### GIVEN INSTRUCTION
Pick out each line below containing "специализированного".

### INPUT MATERIAL
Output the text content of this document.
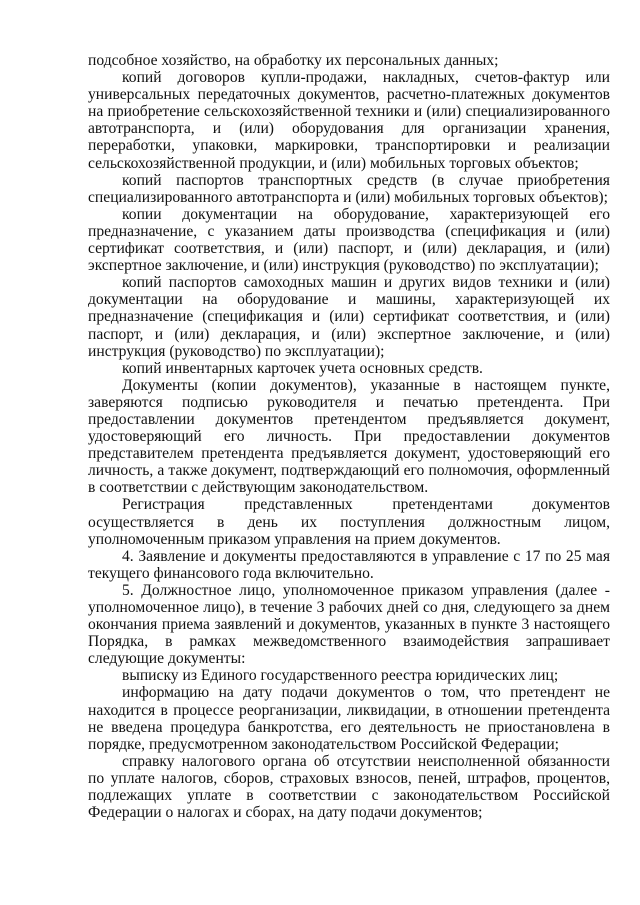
подсобное хозяйство, на обработку их персональных данных;

копий договоров купли-продажи, накладных, счетов-фактур или универсальных передаточных документов, расчетно-платежных документов на приобретение сельскохозяйственной техники и (или) специализированного автотранспорта, и (или) оборудования для организации хранения, переработки, упаковки, маркировки, транспортировки и реализации сельскохозяйственной продукции, и (или) мобильных торговых объектов;

копий паспортов транспортных средств (в случае приобретения специализированного автотранспорта и (или) мобильных торговых объектов);

копии документации на оборудование, характеризующей его предназначение, с указанием даты производства (спецификация и (или) сертификат соответствия, и (или) паспорт, и (или) декларация, и (или) экспертное заключение, и (или) инструкция (руководство) по эксплуатации);

копий паспортов самоходных машин и других видов техники и (или) документации на оборудование и машины, характеризующей их предназначение (спецификация и (или) сертификат соответствия, и (или) паспорт, и (или) декларация, и (или) экспертное заключение, и (или) инструкция (руководство) по эксплуатации);

копий инвентарных карточек учета основных средств.

Документы (копии документов), указанные в настоящем пункте, заверяются подписью руководителя и печатью претендента. При предоставлении документов претендентом предъявляется документ, удостоверяющий его личность. При предоставлении документов представителем претендента предъявляется документ, удостоверяющий его личность, а также документ, подтверждающий его полномочия, оформленный в соответствии с действующим законодательством.

Регистрация представленных претендентами документов осуществляется в день их поступления должностным лицом, уполномоченным приказом управления на прием документов.

4. Заявление и документы предоставляются в управление с 17 по 25 мая текущего финансового года включительно.

5. Должностное лицо, уполномоченное приказом управления (далее - уполномоченное лицо), в течение 3 рабочих дней со дня, следующего за днем окончания приема заявлений и документов, указанных в пункте 3 настоящего Порядка, в рамках межведомственного взаимодействия запрашивает следующие документы:

выписку из Единого государственного реестра юридических лиц;

информацию на дату подачи документов о том, что претендент не находится в процессе реорганизации, ликвидации, в отношении претендента не введена процедура банкротства, его деятельность не приостановлена в порядке, предусмотренном законодательством Российской Федерации;

справку налогового органа об отсутствии неисполненной обязанности по уплате налогов, сборов, страховых взносов, пеней, штрафов, процентов, подлежащих уплате в соответствии с законодательством Российской Федерации о налогах и сборах, на дату подачи документов;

### EXERCISE ANSWER
копий договоров купли-продажи, накладных, счетов-фактур или универсальных передаточных документов, расчетно-платежных документов на приобретение сельскохозяйственной техники и (или) специализированного автотранспорта, и (или) оборудования для организации хранения, переработки, упаковки, маркировки, транспортировки и реализации сельскохозяйственной продукции, и (или) мобильных торговых объектов;
копий паспортов транспортных средств (в случае приобретения специализированного автотранспорта и (или) мобильных торговых объектов);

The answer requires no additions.